## Instructions to follow
Transcribe the records below exactly as they appear, omitting any pictures.

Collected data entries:
◆ ◆ ◆

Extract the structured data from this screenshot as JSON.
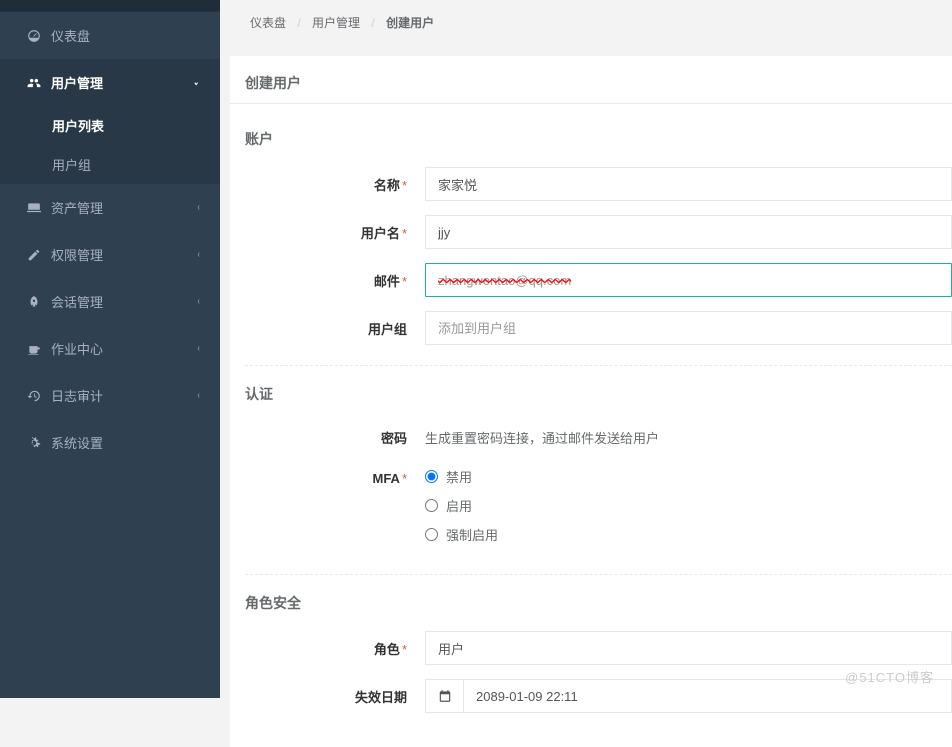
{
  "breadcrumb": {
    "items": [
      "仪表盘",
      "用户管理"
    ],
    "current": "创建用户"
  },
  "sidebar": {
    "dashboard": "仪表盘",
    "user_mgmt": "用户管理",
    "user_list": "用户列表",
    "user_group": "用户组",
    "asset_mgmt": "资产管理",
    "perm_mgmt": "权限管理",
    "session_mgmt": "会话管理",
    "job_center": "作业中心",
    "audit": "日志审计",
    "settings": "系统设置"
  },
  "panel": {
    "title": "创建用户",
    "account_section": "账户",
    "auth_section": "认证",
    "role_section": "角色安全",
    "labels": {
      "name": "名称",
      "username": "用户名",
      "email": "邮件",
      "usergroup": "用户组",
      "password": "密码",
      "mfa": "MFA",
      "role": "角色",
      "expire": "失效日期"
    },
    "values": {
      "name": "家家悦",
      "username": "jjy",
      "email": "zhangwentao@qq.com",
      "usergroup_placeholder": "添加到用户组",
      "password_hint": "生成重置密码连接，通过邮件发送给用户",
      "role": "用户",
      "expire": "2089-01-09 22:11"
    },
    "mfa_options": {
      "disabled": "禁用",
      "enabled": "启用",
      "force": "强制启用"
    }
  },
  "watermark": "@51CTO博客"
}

◆ ◆ ◆

## Solution to this task
Extract the structured data from this screenshot as JSON.
{
  "breadcrumb": {
    "items": [
      "仪表盘",
      "用户管理"
    ],
    "current": "创建用户"
  },
  "sidebar": {
    "dashboard": "仪表盘",
    "user_mgmt": "用户管理",
    "user_list": "用户列表",
    "user_group": "用户组",
    "asset_mgmt": "资产管理",
    "perm_mgmt": "权限管理",
    "session_mgmt": "会话管理",
    "job_center": "作业中心",
    "audit": "日志审计",
    "settings": "系统设置"
  },
  "panel": {
    "title": "创建用户",
    "account_section": "账户",
    "auth_section": "认证",
    "role_section": "角色安全",
    "labels": {
      "name": "名称",
      "username": "用户名",
      "email": "邮件",
      "usergroup": "用户组",
      "password": "密码",
      "mfa": "MFA",
      "role": "角色",
      "expire": "失效日期"
    },
    "values": {
      "name": "家家悦",
      "username": "jjy",
      "email": "zhangwentao@qq.com",
      "usergroup_placeholder": "添加到用户组",
      "password_hint": "生成重置密码连接，通过邮件发送给用户",
      "role": "用户",
      "expire": "2089-01-09 22:11"
    },
    "mfa_options": {
      "disabled": "禁用",
      "enabled": "启用",
      "force": "强制启用"
    }
  },
  "watermark": "@51CTO博客"
}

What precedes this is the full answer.